Extracted information:
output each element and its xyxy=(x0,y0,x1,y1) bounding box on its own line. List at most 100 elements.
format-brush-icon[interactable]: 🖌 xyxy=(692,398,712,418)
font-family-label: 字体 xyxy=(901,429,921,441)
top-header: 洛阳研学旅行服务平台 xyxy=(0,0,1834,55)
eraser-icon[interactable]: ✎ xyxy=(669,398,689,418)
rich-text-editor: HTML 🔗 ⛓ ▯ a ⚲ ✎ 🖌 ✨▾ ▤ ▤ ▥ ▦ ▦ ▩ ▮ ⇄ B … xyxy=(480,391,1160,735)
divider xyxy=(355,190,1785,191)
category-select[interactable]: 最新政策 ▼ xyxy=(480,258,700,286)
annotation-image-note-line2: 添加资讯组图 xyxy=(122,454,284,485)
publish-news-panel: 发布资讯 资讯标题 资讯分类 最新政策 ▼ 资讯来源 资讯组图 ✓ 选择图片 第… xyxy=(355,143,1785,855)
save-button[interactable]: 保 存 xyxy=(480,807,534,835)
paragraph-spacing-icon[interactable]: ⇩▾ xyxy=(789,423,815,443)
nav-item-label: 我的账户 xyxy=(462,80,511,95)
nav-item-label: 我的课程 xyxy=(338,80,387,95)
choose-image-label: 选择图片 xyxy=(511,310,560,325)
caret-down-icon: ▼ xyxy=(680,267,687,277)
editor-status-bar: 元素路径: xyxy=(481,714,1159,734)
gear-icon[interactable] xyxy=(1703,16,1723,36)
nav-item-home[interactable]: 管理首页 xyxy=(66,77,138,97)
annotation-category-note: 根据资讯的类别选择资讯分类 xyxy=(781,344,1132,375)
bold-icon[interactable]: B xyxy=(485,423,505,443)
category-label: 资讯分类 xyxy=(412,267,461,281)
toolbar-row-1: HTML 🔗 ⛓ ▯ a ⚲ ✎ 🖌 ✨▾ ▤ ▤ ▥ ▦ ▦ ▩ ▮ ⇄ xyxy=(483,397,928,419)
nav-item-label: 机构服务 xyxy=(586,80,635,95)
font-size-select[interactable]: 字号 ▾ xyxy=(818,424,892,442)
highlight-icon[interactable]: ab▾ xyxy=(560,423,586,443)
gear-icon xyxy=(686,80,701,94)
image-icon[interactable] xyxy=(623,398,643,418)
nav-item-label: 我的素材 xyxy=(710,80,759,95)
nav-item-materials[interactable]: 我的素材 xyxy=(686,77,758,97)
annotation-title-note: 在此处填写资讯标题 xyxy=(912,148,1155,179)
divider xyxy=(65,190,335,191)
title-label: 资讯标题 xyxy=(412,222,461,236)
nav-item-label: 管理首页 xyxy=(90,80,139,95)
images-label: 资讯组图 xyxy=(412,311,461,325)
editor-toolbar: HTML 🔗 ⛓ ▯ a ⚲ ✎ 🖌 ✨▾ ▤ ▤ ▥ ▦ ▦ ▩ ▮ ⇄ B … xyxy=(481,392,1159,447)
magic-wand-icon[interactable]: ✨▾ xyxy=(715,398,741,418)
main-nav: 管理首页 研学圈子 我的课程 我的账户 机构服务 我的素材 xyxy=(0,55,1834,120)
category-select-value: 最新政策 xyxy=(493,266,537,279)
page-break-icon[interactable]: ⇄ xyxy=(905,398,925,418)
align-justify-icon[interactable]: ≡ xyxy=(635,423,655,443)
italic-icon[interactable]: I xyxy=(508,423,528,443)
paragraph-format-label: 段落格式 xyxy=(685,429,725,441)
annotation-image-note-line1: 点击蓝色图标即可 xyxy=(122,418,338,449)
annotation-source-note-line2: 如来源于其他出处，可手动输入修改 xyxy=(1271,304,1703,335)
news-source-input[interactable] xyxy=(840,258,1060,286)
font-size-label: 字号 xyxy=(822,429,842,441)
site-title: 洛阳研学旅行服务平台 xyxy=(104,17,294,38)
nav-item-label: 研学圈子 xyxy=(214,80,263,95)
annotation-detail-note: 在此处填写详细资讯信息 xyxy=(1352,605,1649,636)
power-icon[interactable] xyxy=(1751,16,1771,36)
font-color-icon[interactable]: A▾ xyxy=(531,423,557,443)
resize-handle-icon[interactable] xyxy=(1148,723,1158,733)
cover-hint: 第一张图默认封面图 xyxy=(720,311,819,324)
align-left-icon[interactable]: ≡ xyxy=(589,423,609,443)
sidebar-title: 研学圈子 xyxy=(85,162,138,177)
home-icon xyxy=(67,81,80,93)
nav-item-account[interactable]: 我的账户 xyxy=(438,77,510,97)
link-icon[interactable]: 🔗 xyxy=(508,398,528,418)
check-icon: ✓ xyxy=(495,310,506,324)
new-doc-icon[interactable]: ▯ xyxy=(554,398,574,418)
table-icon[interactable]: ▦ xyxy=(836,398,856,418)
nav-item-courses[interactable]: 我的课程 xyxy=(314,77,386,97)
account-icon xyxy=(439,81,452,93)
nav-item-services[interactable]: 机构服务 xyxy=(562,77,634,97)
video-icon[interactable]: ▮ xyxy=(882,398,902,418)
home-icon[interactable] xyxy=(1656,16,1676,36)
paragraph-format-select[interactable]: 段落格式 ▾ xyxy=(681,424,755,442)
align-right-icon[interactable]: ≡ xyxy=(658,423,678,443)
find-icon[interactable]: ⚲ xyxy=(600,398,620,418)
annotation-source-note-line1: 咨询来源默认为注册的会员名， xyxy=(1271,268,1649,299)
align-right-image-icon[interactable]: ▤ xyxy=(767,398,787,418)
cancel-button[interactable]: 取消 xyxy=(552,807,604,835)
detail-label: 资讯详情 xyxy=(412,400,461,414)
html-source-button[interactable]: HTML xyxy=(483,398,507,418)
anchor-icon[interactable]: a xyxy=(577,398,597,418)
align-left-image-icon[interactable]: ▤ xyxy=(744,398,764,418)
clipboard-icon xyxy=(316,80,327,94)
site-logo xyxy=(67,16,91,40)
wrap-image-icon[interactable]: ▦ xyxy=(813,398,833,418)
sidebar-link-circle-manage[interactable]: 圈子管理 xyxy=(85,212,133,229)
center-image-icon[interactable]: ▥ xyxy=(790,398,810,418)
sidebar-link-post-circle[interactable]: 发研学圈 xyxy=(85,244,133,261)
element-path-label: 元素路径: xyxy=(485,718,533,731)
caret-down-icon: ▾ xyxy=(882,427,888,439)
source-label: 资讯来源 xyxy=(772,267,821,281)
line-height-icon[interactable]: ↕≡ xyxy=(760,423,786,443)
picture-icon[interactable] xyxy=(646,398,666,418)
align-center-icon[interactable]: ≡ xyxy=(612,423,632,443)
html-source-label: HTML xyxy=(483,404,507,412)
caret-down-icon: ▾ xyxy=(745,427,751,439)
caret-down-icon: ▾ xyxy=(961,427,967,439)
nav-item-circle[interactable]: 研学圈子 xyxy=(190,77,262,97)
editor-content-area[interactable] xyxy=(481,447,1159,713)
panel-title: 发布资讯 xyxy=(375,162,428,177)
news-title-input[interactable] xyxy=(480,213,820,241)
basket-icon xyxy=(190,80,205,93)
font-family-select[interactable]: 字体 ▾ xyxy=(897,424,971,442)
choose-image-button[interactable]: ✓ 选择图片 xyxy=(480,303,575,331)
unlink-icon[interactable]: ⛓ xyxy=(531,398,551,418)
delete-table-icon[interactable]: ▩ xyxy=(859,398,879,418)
* * *
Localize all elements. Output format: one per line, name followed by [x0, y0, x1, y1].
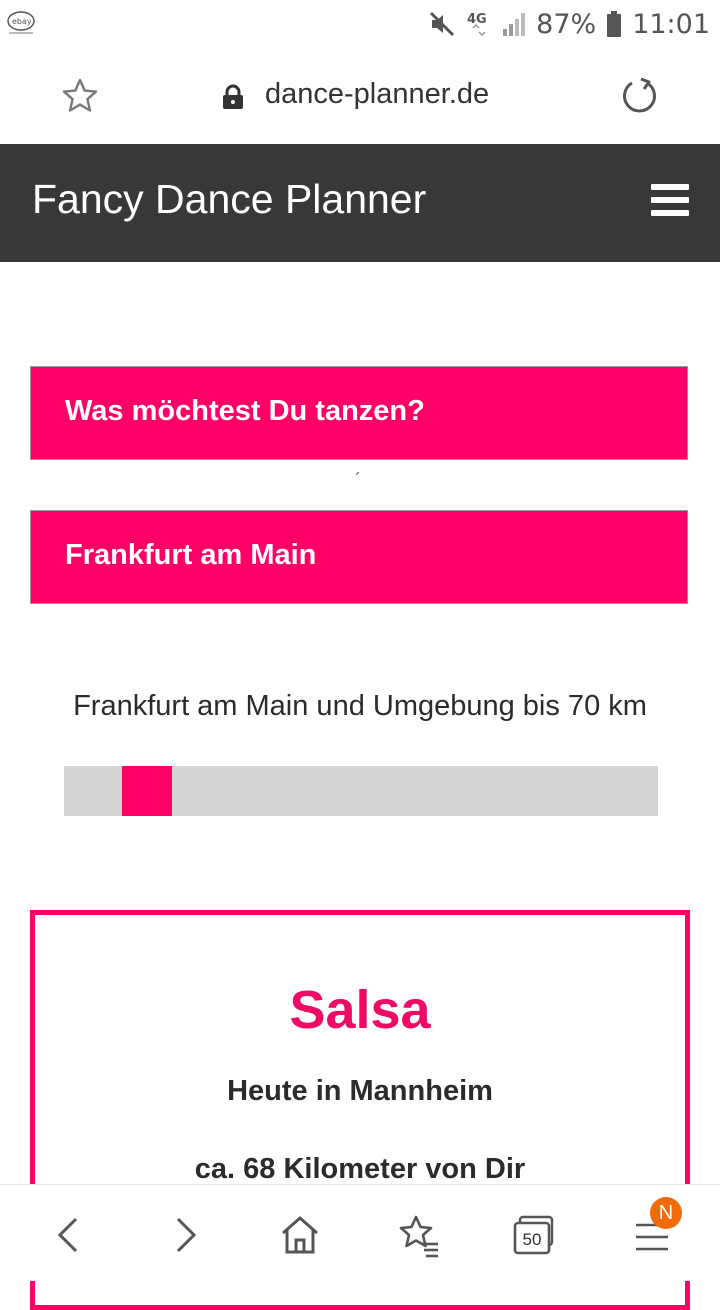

Short problem:
Retype the listing from the line with "output each element" up to and including the line with "italic-icon[interactable]: I xyxy=(508,423,528,443)", keeping every line as it stands.

Right answer:
output each element and its xyxy=(x0,y0,x1,y1) bounding box on its own line. List at most 100 elements.
format-brush-icon[interactable]: 🖌 xyxy=(692,398,712,418)
font-family-label: 字体 xyxy=(901,429,921,441)
top-header: 洛阳研学旅行服务平台 xyxy=(0,0,1834,55)
eraser-icon[interactable]: ✎ xyxy=(669,398,689,418)
rich-text-editor: HTML 🔗 ⛓ ▯ a ⚲ ✎ 🖌 ✨▾ ▤ ▤ ▥ ▦ ▦ ▩ ▮ ⇄ B … xyxy=(480,391,1160,735)
divider xyxy=(355,190,1785,191)
category-select[interactable]: 最新政策 ▼ xyxy=(480,258,700,286)
annotation-image-note-line2: 添加资讯组图 xyxy=(122,454,284,485)
publish-news-panel: 发布资讯 资讯标题 资讯分类 最新政策 ▼ 资讯来源 资讯组图 ✓ 选择图片 第… xyxy=(355,143,1785,855)
save-button[interactable]: 保 存 xyxy=(480,807,534,835)
paragraph-spacing-icon[interactable]: ⇩▾ xyxy=(789,423,815,443)
nav-item-label: 我的账户 xyxy=(462,80,511,95)
nav-item-label: 我的课程 xyxy=(338,80,387,95)
choose-image-label: 选择图片 xyxy=(511,310,560,325)
caret-down-icon: ▼ xyxy=(680,267,687,277)
editor-status-bar: 元素路径: xyxy=(481,714,1159,734)
gear-icon[interactable] xyxy=(1703,16,1723,36)
nav-item-home[interactable]: 管理首页 xyxy=(66,77,138,97)
annotation-category-note: 根据资讯的类别选择资讯分类 xyxy=(781,344,1132,375)
bold-icon[interactable]: B xyxy=(485,423,505,443)
category-label: 资讯分类 xyxy=(412,267,461,281)
toolbar-row-1: HTML 🔗 ⛓ ▯ a ⚲ ✎ 🖌 ✨▾ ▤ ▤ ▥ ▦ ▦ ▩ ▮ ⇄ xyxy=(483,397,928,419)
nav-item-label: 机构服务 xyxy=(586,80,635,95)
font-size-select[interactable]: 字号 ▾ xyxy=(818,424,892,442)
highlight-icon[interactable]: ab▾ xyxy=(560,423,586,443)
gear-icon xyxy=(686,80,701,94)
image-icon[interactable] xyxy=(623,398,643,418)
nav-item-label: 我的素材 xyxy=(710,80,759,95)
nav-item-materials[interactable]: 我的素材 xyxy=(686,77,758,97)
annotation-title-note: 在此处填写资讯标题 xyxy=(912,148,1155,179)
divider xyxy=(65,190,335,191)
title-label: 资讯标题 xyxy=(412,222,461,236)
nav-item-label: 管理首页 xyxy=(90,80,139,95)
images-label: 资讯组图 xyxy=(412,311,461,325)
editor-toolbar: HTML 🔗 ⛓ ▯ a ⚲ ✎ 🖌 ✨▾ ▤ ▤ ▥ ▦ ▦ ▩ ▮ ⇄ B … xyxy=(481,392,1159,447)
magic-wand-icon[interactable]: ✨▾ xyxy=(715,398,741,418)
main-nav: 管理首页 研学圈子 我的课程 我的账户 机构服务 我的素材 xyxy=(0,55,1834,120)
category-select-value: 最新政策 xyxy=(493,266,537,279)
page-break-icon[interactable]: ⇄ xyxy=(905,398,925,418)
align-justify-icon[interactable]: ≡ xyxy=(635,423,655,443)
italic-icon[interactable]: I xyxy=(508,423,528,443)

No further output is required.